Data shown:
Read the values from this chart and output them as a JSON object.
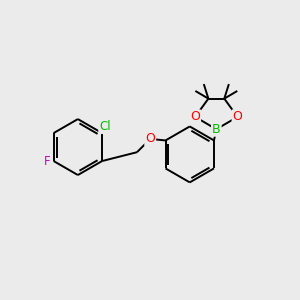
{
  "background_color": "#ebebeb",
  "bond_color": "#000000",
  "atom_colors": {
    "F": "#cc00cc",
    "Cl": "#00bb00",
    "O": "#ff0000",
    "B": "#00bb00",
    "C": "#000000"
  },
  "figsize": [
    3.0,
    3.0
  ],
  "dpi": 100,
  "lw": 1.4
}
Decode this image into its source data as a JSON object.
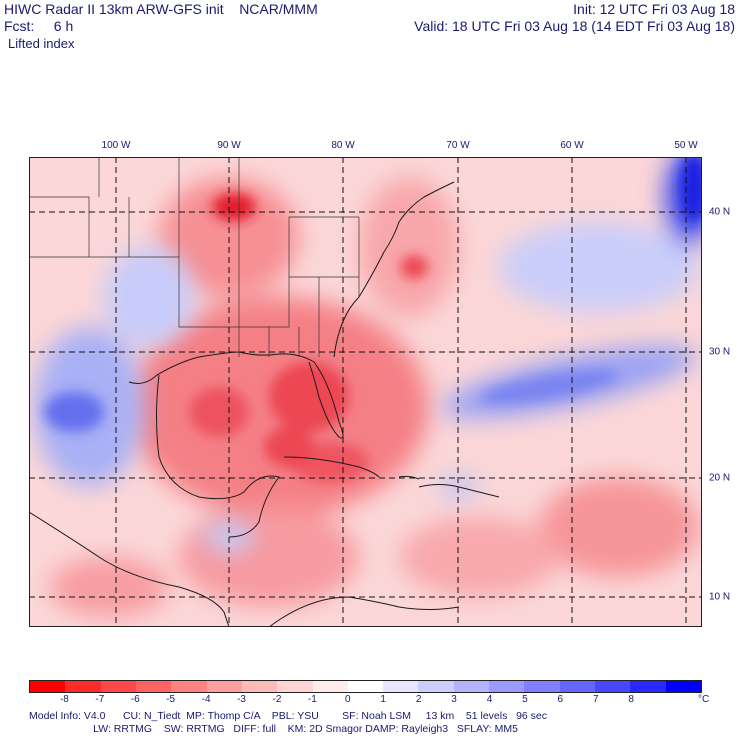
{
  "header": {
    "title": "HIWC Radar II 13km ARW-GFS init    NCAR/MMM",
    "init": "Init: 12 UTC Fri 03 Aug 18",
    "fcst": "Fcst:     6 h",
    "valid": "Valid: 18 UTC Fri 03 Aug 18 (14 EDT Fri 03 Aug 18)",
    "field": "Lifted index"
  },
  "map": {
    "lon_labels": [
      "100 W",
      "90 W",
      "80 W",
      "70 W",
      "60 W",
      "50 W"
    ],
    "lat_labels": [
      "40 N",
      "30 N",
      "20 N",
      "10 N"
    ],
    "colors": {
      "gridline": "#111111",
      "border": "#222222",
      "neg_strong": "#e8102a",
      "neg_mid": "#f57f83",
      "neg_light": "#fbd0d2",
      "pos_light": "#cfd4fb",
      "pos_mid": "#8e97f2",
      "pos_strong": "#1e22e3"
    }
  },
  "colorbar": {
    "colors": [
      "#ff0000",
      "#ff2a2a",
      "#ff4848",
      "#ff6464",
      "#ff8282",
      "#ff9e9e",
      "#ffbaba",
      "#ffd4d4",
      "#ffeded",
      "#ffffff",
      "#e6e6ff",
      "#cdcdff",
      "#b3b3ff",
      "#9a9aff",
      "#8080ff",
      "#6565ff",
      "#4848ff",
      "#2828ff",
      "#0000ff"
    ],
    "ticks": [
      "-8",
      "-7",
      "-6",
      "-5",
      "-4",
      "-3",
      "-2",
      "-1",
      "0",
      "1",
      "2",
      "3",
      "4",
      "5",
      "6",
      "7",
      "8"
    ],
    "unit": "°C"
  },
  "footer": {
    "line1": "Model Info: V4.0      CU: N_Tiedt  MP: Thomp C/A    PBL: YSU        SF: Noah LSM     13 km    51 levels   96 sec",
    "line2": "                      LW: RRTMG    SW: RRTMG   DIFF: full    KM: 2D Smagor DAMP: Rayleigh3   SFLAY: MM5"
  }
}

Given instruction:
Print the records above exactly as they stand, but leave out the pictures.

Result for this exercise:
Read the values from this chart and output them as a JSON object.
{
  "background_color": "#ebebeb",
  "bond_color": "#000000",
  "atom_colors": {
    "F": "#cc00cc",
    "Cl": "#00bb00",
    "O": "#ff0000",
    "B": "#00bb00",
    "C": "#000000"
  },
  "figsize": [
    3.0,
    3.0
  ],
  "dpi": 100,
  "lw": 1.4
}
Decode this image into its source data as a JSON object.
{
  "header": {
    "title": "HIWC Radar II 13km ARW-GFS init    NCAR/MMM",
    "init": "Init: 12 UTC Fri 03 Aug 18",
    "fcst": "Fcst:     6 h",
    "valid": "Valid: 18 UTC Fri 03 Aug 18 (14 EDT Fri 03 Aug 18)",
    "field": "Lifted index"
  },
  "map": {
    "lon_labels": [
      "100 W",
      "90 W",
      "80 W",
      "70 W",
      "60 W",
      "50 W"
    ],
    "lat_labels": [
      "40 N",
      "30 N",
      "20 N",
      "10 N"
    ],
    "colors": {
      "gridline": "#111111",
      "border": "#222222",
      "neg_strong": "#e8102a",
      "neg_mid": "#f57f83",
      "neg_light": "#fbd0d2",
      "pos_light": "#cfd4fb",
      "pos_mid": "#8e97f2",
      "pos_strong": "#1e22e3"
    }
  },
  "colorbar": {
    "colors": [
      "#ff0000",
      "#ff2a2a",
      "#ff4848",
      "#ff6464",
      "#ff8282",
      "#ff9e9e",
      "#ffbaba",
      "#ffd4d4",
      "#ffeded",
      "#ffffff",
      "#e6e6ff",
      "#cdcdff",
      "#b3b3ff",
      "#9a9aff",
      "#8080ff",
      "#6565ff",
      "#4848ff",
      "#2828ff",
      "#0000ff"
    ],
    "ticks": [
      "-8",
      "-7",
      "-6",
      "-5",
      "-4",
      "-3",
      "-2",
      "-1",
      "0",
      "1",
      "2",
      "3",
      "4",
      "5",
      "6",
      "7",
      "8"
    ],
    "unit": "°C"
  },
  "footer": {
    "line1": "Model Info: V4.0      CU: N_Tiedt  MP: Thomp C/A    PBL: YSU        SF: Noah LSM     13 km    51 levels   96 sec",
    "line2": "                      LW: RRTMG    SW: RRTMG   DIFF: full    KM: 2D Smagor DAMP: Rayleigh3   SFLAY: MM5"
  }
}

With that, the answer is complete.